*REQUIREMENTS*.
Please render the lines below as a Markdown table with two columns, Row for the row number and Text for the line, skipping any blank lines. Leave the pictures out.

"""

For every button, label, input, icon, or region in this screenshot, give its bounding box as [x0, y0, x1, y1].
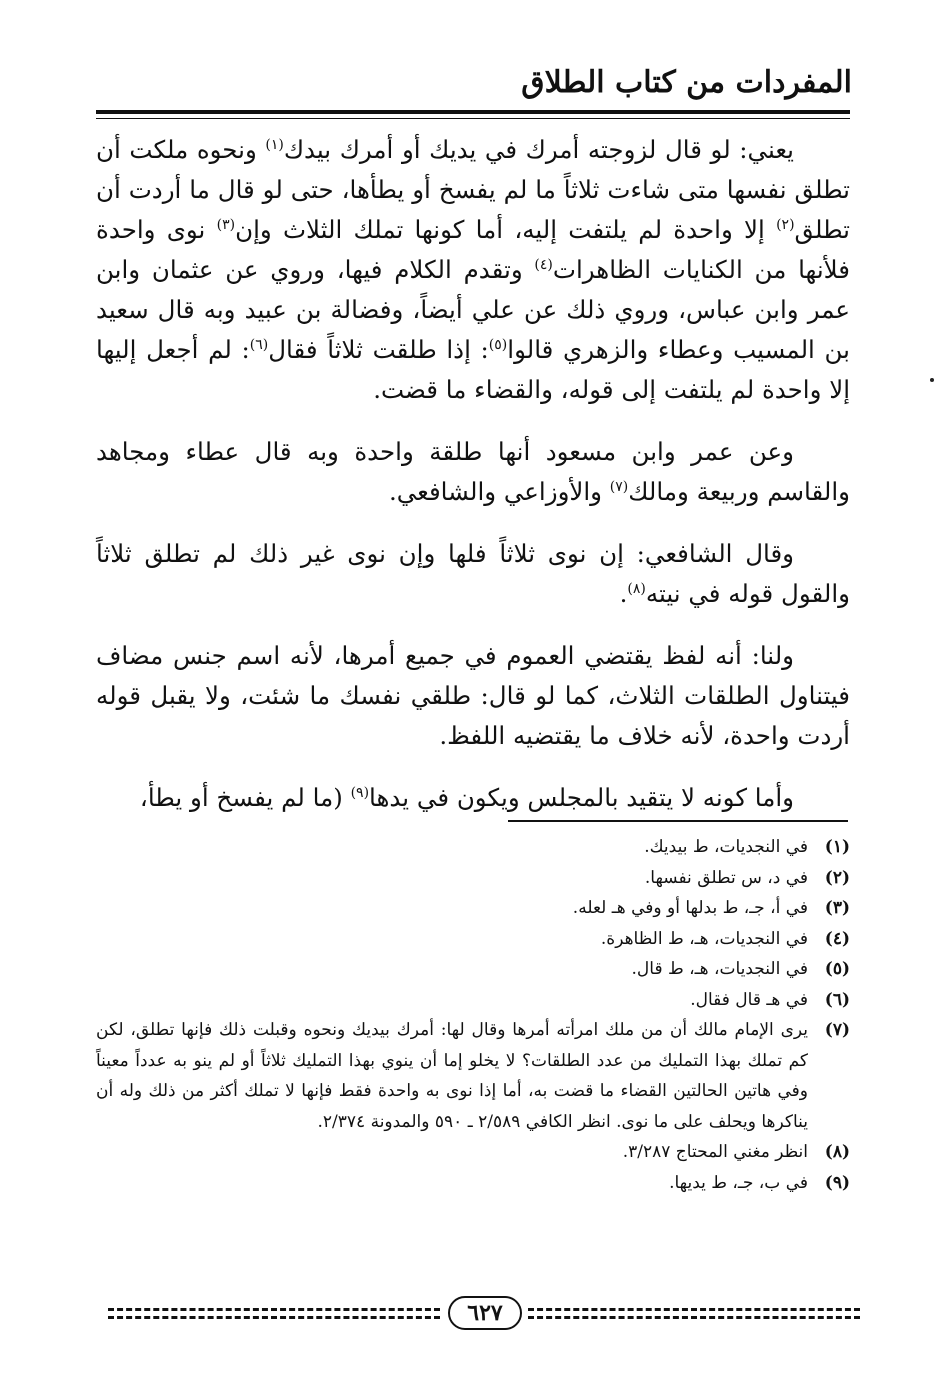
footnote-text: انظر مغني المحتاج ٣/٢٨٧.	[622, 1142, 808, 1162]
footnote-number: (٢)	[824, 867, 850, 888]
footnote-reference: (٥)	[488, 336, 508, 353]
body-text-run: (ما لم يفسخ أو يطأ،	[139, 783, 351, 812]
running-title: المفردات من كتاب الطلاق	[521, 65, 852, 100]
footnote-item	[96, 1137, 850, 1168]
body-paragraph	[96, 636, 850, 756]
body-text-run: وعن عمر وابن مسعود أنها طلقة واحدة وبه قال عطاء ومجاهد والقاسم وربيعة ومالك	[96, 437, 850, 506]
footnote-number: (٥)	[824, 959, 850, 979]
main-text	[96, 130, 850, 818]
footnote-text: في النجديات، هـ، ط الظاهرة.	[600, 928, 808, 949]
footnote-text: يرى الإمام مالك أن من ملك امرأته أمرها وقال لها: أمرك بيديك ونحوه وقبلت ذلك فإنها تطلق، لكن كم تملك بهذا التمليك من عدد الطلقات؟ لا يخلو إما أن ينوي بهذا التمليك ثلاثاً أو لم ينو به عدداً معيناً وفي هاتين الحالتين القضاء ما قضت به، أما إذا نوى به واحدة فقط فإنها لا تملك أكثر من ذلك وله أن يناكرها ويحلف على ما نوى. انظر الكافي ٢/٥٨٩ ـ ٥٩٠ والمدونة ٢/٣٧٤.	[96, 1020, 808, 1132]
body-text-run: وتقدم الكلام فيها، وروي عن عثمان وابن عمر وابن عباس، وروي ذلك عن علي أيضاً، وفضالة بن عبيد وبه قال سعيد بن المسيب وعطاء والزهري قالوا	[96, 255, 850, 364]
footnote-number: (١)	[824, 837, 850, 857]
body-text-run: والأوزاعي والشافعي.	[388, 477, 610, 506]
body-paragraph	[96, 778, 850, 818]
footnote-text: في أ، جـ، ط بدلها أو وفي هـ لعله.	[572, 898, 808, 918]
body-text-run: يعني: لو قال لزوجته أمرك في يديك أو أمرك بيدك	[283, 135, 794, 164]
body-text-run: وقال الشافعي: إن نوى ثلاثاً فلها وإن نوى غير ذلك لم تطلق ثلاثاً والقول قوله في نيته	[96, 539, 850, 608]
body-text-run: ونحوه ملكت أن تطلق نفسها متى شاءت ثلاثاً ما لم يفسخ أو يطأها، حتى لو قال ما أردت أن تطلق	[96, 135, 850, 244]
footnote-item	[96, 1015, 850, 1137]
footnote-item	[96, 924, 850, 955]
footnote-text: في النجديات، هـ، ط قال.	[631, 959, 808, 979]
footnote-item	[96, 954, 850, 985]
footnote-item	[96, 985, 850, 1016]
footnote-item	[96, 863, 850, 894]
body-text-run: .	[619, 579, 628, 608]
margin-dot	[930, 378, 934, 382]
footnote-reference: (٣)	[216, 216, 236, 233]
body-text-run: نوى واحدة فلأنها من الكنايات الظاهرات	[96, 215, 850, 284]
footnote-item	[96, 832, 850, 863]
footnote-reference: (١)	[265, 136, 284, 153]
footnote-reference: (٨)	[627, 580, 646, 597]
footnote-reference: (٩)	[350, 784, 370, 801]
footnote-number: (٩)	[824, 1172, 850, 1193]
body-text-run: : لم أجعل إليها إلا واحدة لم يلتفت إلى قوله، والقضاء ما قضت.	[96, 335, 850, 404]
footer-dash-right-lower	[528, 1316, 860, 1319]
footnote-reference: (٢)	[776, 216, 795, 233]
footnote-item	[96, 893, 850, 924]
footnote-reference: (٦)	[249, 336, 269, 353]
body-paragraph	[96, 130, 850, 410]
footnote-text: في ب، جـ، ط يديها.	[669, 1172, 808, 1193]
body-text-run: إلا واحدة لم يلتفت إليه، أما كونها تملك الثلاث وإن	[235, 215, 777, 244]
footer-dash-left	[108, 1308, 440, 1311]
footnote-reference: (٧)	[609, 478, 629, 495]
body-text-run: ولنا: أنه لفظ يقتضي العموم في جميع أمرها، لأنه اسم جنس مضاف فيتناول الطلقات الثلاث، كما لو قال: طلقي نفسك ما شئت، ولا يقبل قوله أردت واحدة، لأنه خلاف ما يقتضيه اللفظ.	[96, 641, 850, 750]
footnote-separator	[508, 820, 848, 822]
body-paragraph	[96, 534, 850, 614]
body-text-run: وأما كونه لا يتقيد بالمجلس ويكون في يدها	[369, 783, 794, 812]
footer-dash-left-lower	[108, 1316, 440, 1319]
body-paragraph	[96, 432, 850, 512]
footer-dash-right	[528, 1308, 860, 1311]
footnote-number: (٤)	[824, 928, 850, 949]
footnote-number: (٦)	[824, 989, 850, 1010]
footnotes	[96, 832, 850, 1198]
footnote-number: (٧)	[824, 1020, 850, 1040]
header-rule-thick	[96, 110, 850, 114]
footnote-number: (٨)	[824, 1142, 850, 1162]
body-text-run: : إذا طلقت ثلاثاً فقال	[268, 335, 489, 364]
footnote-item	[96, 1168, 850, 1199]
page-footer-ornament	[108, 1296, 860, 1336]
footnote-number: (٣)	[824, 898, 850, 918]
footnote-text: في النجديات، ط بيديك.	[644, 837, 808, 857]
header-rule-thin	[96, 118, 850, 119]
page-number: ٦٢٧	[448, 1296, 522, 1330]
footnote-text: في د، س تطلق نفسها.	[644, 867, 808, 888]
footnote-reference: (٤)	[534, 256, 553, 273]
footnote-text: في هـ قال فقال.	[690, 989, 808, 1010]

"""

*SOLUTION TO THE PROBLEM*.
| Row | Text |
|---|---|
| 1 | For every button, label, input, icon, or region in this screenshot, give its bounding box as [x0, y0, x1, y1]. |
| 2 | footnote-text: انظر مغني المحتاج ٣/٢٨٧.	[622, 1142, 808, 1162] |
| 3 | footnote-number: (٢)	[824, 867, 850, 888] |
| 4 | footnote-reference: (٥)	[488, 336, 508, 353] |
| 5 | body-text-run: (ما لم يفسخ أو يطأ،	[139, 783, 351, 812] |
| 6 | running-title: المفردات من كتاب الطلاق	[521, 65, 852, 100] |
| 7 | footnote-item	[96, 1137, 850, 1168] |
| 8 | body-paragraph	[96, 636, 850, 756] |
| 9 | body-text-run: وعن عمر وابن مسعود أنها طلقة واحدة وبه قال عطاء ومجاهد والقاسم وربيعة ومالك	[96, 437, 850, 506] |
| 10 | footnote-number: (٥)	[824, 959, 850, 979] |
| 11 | main-text	[96, 130, 850, 818] |
| 12 | footnote-text: في النجديات، هـ، ط الظاهرة.	[600, 928, 808, 949] |
| 13 | footnote-text: يرى الإمام مالك أن من ملك امرأته أمرها وقال لها: أمرك بيديك ونحوه وقبلت ذلك فإنها تطلق، لكن كم تملك بهذا التمليك من عدد الطلقات؟ لا يخلو إما أن ينوي بهذا التمليك ثلاثاً أو لم ينو به عدداً معيناً وفي هاتين الحالتين القضاء ما قضت به، أما إذا نوى به واحدة فقط فإنها لا تملك أكثر من ذلك وله أن يناكرها ويحلف على ما نوى. انظر الكافي ٢/٥٨٩ ـ ٥٩٠ والمدونة ٢/٣٧٤.	[96, 1020, 808, 1132] |
| 14 | body-text-run: وتقدم الكلام فيها، وروي عن عثمان وابن عمر وابن عباس، وروي ذلك عن علي أيضاً، وفضالة بن عبيد وبه قال سعيد بن المسيب وعطاء والزهري قالوا	[96, 255, 850, 364] |
| 15 | footnote-number: (١)	[824, 837, 850, 857] |
| 16 | body-text-run: والأوزاعي والشافعي.	[388, 477, 610, 506] |
| 17 | body-paragraph	[96, 778, 850, 818] |
| 18 | footnote-text: في أ، جـ، ط بدلها أو وفي هـ لعله.	[572, 898, 808, 918] |
| 19 | body-text-run: يعني: لو قال لزوجته أمرك في يديك أو أمرك بيدك	[283, 135, 794, 164] |
| 20 | body-text-run: وقال الشافعي: إن نوى ثلاثاً فلها وإن نوى غير ذلك لم تطلق ثلاثاً والقول قوله في نيته	[96, 539, 850, 608] |
| 21 | body-text-run: ونحوه ملكت أن تطلق نفسها متى شاءت ثلاثاً ما لم يفسخ أو يطأها، حتى لو قال ما أردت أن تطلق	[96, 135, 850, 244] |
| 22 | footnote-item	[96, 1015, 850, 1137] |
| 23 | footnote-item	[96, 924, 850, 955] |
| 24 | footnote-text: في النجديات، هـ، ط قال.	[631, 959, 808, 979] |
| 25 | footnote-item	[96, 954, 850, 985] |
| 26 | footnote-item	[96, 985, 850, 1016] |
| 27 | footnote-item	[96, 863, 850, 894] |
| 28 | body-text-run: .	[619, 579, 628, 608] |
| 29 | margin-dot	[930, 378, 934, 382] |
| 30 | footnote-reference: (٣)	[216, 216, 236, 233] |
| 31 | body-text-run: نوى واحدة فلأنها من الكنايات الظاهرات	[96, 215, 850, 284] |
| 32 | footnote-item	[96, 832, 850, 863] |
| 33 | footnote-reference: (١)	[265, 136, 284, 153] |
| 34 | footnote-reference: (٨)	[627, 580, 646, 597] |
| 35 | footnote-reference: (٩)	[350, 784, 370, 801] |
| 36 | footnote-number: (٩)	[824, 1172, 850, 1193] |
| 37 | body-text-run: : لم أجعل إليها إلا واحدة لم يلتفت إلى قوله، والقضاء ما قضت.	[96, 335, 850, 404] |
| 38 | footer-dash-right-lower	[528, 1316, 860, 1319] |
| 39 | footnote-reference: (٢)	[776, 216, 795, 233] |
| 40 | footnote-item	[96, 893, 850, 924] |
| 41 | footnote-reference: (٦)	[249, 336, 269, 353] |
| 42 | body-paragraph	[96, 130, 850, 410] |
| 43 | footnote-text: في ب، جـ، ط يديها.	[669, 1172, 808, 1193] |
| 44 | body-text-run: إلا واحدة لم يلتفت إليه، أما كونها تملك الثلاث وإن	[235, 215, 777, 244] |
| 45 | footer-dash-left	[108, 1308, 440, 1311] |
| 46 | footnote-reference: (٧)	[609, 478, 629, 495] |
| 47 | body-text-run: ولنا: أنه لفظ يقتضي العموم في جميع أمرها، لأنه اسم جنس مضاف فيتناول الطلقات الثلاث، كما لو قال: طلقي نفسك ما شئت، ولا يقبل قوله أردت واحدة، لأنه خلاف ما يقتضيه اللفظ.	[96, 641, 850, 750] |
| 48 | footnote-separator	[508, 820, 848, 822] |
| 49 | body-paragraph	[96, 534, 850, 614] |
| 50 | body-text-run: وأما كونه لا يتقيد بالمجلس ويكون في يدها	[369, 783, 794, 812] |
| 51 | footer-dash-left-lower	[108, 1316, 440, 1319] |
| 52 | body-paragraph	[96, 432, 850, 512] |
| 53 | footer-dash-right	[528, 1308, 860, 1311] |
| 54 | footnote-number: (٤)	[824, 928, 850, 949] |
| 55 | footnote-number: (٦)	[824, 989, 850, 1010] |
| 56 | footnotes	[96, 832, 850, 1198] |
| 57 | footnote-number: (٧)	[824, 1020, 850, 1040] |
| 58 | header-rule-thick	[96, 110, 850, 114] |
| 59 | footnote-number: (٨)	[824, 1142, 850, 1162] |
| 60 | body-text-run: : إذا طلقت ثلاثاً فقال	[268, 335, 489, 364] |
| 61 | footnote-item	[96, 1168, 850, 1199] |
| 62 | page-footer-ornament	[108, 1296, 860, 1336] |
| 63 | footnote-number: (٣)	[824, 898, 850, 918] |
| 64 | footnote-text: في النجديات، ط بيديك.	[644, 837, 808, 857] |
| 65 | header-rule-thin	[96, 118, 850, 119] |
| 66 | page-number: ٦٢٧	[448, 1296, 522, 1330] |
| 67 | footnote-text: في د، س تطلق نفسها.	[644, 867, 808, 888] |
| 68 | footnote-reference: (٤)	[534, 256, 553, 273] |
| 69 | footnote-text: في هـ قال فقال.	[690, 989, 808, 1010] |